▸ **Instruction**
Copy each line of the listing below exactly.

▸ **Records for this exercise**
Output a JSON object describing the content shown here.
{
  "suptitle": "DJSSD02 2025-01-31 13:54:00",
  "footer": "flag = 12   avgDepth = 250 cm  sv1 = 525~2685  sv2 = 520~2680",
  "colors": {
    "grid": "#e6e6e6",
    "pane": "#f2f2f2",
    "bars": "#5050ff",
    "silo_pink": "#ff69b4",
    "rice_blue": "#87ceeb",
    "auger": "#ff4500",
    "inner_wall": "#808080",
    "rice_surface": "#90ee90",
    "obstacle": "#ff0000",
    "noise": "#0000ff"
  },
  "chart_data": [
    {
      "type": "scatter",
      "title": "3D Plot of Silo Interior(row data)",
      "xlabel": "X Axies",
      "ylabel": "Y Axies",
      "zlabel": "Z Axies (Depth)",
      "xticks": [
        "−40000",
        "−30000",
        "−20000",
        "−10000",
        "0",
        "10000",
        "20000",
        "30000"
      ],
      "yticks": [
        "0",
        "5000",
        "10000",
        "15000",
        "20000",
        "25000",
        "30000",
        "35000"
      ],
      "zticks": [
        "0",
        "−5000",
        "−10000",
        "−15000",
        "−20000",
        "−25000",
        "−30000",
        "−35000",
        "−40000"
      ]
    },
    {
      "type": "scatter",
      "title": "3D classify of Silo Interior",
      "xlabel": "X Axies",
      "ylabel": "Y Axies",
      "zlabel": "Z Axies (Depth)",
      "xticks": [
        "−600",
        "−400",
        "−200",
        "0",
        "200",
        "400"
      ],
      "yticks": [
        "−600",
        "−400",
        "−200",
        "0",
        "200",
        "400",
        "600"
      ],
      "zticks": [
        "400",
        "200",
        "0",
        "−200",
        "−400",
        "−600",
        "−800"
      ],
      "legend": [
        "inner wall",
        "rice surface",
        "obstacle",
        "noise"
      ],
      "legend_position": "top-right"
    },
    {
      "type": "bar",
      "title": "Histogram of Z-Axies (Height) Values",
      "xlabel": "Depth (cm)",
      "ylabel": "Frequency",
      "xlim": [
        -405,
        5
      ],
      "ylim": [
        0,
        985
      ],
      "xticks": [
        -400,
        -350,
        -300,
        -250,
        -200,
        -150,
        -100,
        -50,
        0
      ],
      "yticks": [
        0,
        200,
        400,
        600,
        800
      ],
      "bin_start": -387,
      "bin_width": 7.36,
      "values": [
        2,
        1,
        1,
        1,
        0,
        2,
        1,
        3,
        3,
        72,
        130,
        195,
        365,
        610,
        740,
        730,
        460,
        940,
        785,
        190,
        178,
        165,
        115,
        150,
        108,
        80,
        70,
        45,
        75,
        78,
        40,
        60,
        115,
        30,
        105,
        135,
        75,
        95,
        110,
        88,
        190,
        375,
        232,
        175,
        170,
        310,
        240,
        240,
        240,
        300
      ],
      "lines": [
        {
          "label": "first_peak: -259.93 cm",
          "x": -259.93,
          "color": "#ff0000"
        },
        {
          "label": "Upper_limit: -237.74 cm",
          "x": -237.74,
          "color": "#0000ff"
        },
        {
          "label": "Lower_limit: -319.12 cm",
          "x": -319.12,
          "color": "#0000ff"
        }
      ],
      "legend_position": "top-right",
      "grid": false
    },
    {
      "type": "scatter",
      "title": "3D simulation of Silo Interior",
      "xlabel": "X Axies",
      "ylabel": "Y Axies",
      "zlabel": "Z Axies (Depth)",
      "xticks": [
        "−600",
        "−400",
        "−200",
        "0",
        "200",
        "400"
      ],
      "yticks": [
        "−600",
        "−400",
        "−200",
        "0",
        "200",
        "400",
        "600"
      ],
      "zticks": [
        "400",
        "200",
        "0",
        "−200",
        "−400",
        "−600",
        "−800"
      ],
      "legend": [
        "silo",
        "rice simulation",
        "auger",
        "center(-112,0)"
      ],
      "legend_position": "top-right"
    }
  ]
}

▸ **Output of the task**
Output a JSON object describing the content shown here.
{
  "suptitle": "DJSSD02 2025-01-31 13:54:00",
  "footer": "flag = 12   avgDepth = 250 cm  sv1 = 525~2685  sv2 = 520~2680",
  "colors": {
    "grid": "#e6e6e6",
    "pane": "#f2f2f2",
    "bars": "#5050ff",
    "silo_pink": "#ff69b4",
    "rice_blue": "#87ceeb",
    "auger": "#ff4500",
    "inner_wall": "#808080",
    "rice_surface": "#90ee90",
    "obstacle": "#ff0000",
    "noise": "#0000ff"
  },
  "chart_data": [
    {
      "type": "scatter",
      "title": "3D Plot of Silo Interior(row data)",
      "xlabel": "X Axies",
      "ylabel": "Y Axies",
      "zlabel": "Z Axies (Depth)",
      "xticks": [
        "−40000",
        "−30000",
        "−20000",
        "−10000",
        "0",
        "10000",
        "20000",
        "30000"
      ],
      "yticks": [
        "0",
        "5000",
        "10000",
        "15000",
        "20000",
        "25000",
        "30000",
        "35000"
      ],
      "zticks": [
        "0",
        "−5000",
        "−10000",
        "−15000",
        "−20000",
        "−25000",
        "−30000",
        "−35000",
        "−40000"
      ]
    },
    {
      "type": "scatter",
      "title": "3D classify of Silo Interior",
      "xlabel": "X Axies",
      "ylabel": "Y Axies",
      "zlabel": "Z Axies (Depth)",
      "xticks": [
        "−600",
        "−400",
        "−200",
        "0",
        "200",
        "400"
      ],
      "yticks": [
        "−600",
        "−400",
        "−200",
        "0",
        "200",
        "400",
        "600"
      ],
      "zticks": [
        "400",
        "200",
        "0",
        "−200",
        "−400",
        "−600",
        "−800"
      ],
      "legend": [
        "inner wall",
        "rice surface",
        "obstacle",
        "noise"
      ],
      "legend_position": "top-right"
    },
    {
      "type": "bar",
      "title": "Histogram of Z-Axies (Height) Values",
      "xlabel": "Depth (cm)",
      "ylabel": "Frequency",
      "xlim": [
        -405,
        5
      ],
      "ylim": [
        0,
        985
      ],
      "xticks": [
        -400,
        -350,
        -300,
        -250,
        -200,
        -150,
        -100,
        -50,
        0
      ],
      "yticks": [
        0,
        200,
        400,
        600,
        800
      ],
      "bin_start": -387,
      "bin_width": 7.36,
      "values": [
        2,
        1,
        1,
        1,
        0,
        2,
        1,
        3,
        3,
        72,
        130,
        195,
        365,
        610,
        740,
        730,
        460,
        940,
        785,
        190,
        178,
        165,
        115,
        150,
        108,
        80,
        70,
        45,
        75,
        78,
        40,
        60,
        115,
        30,
        105,
        135,
        75,
        95,
        110,
        88,
        190,
        375,
        232,
        175,
        170,
        310,
        240,
        240,
        240,
        300
      ],
      "lines": [
        {
          "label": "first_peak: -259.93 cm",
          "x": -259.93,
          "color": "#ff0000"
        },
        {
          "label": "Upper_limit: -237.74 cm",
          "x": -237.74,
          "color": "#0000ff"
        },
        {
          "label": "Lower_limit: -319.12 cm",
          "x": -319.12,
          "color": "#0000ff"
        }
      ],
      "legend_position": "top-right",
      "grid": false
    },
    {
      "type": "scatter",
      "title": "3D simulation of Silo Interior",
      "xlabel": "X Axies",
      "ylabel": "Y Axies",
      "zlabel": "Z Axies (Depth)",
      "xticks": [
        "−600",
        "−400",
        "−200",
        "0",
        "200",
        "400"
      ],
      "yticks": [
        "−600",
        "−400",
        "−200",
        "0",
        "200",
        "400",
        "600"
      ],
      "zticks": [
        "400",
        "200",
        "0",
        "−200",
        "−400",
        "−600",
        "−800"
      ],
      "legend": [
        "silo",
        "rice simulation",
        "auger",
        "center(-112,0)"
      ],
      "legend_position": "top-right"
    }
  ]
}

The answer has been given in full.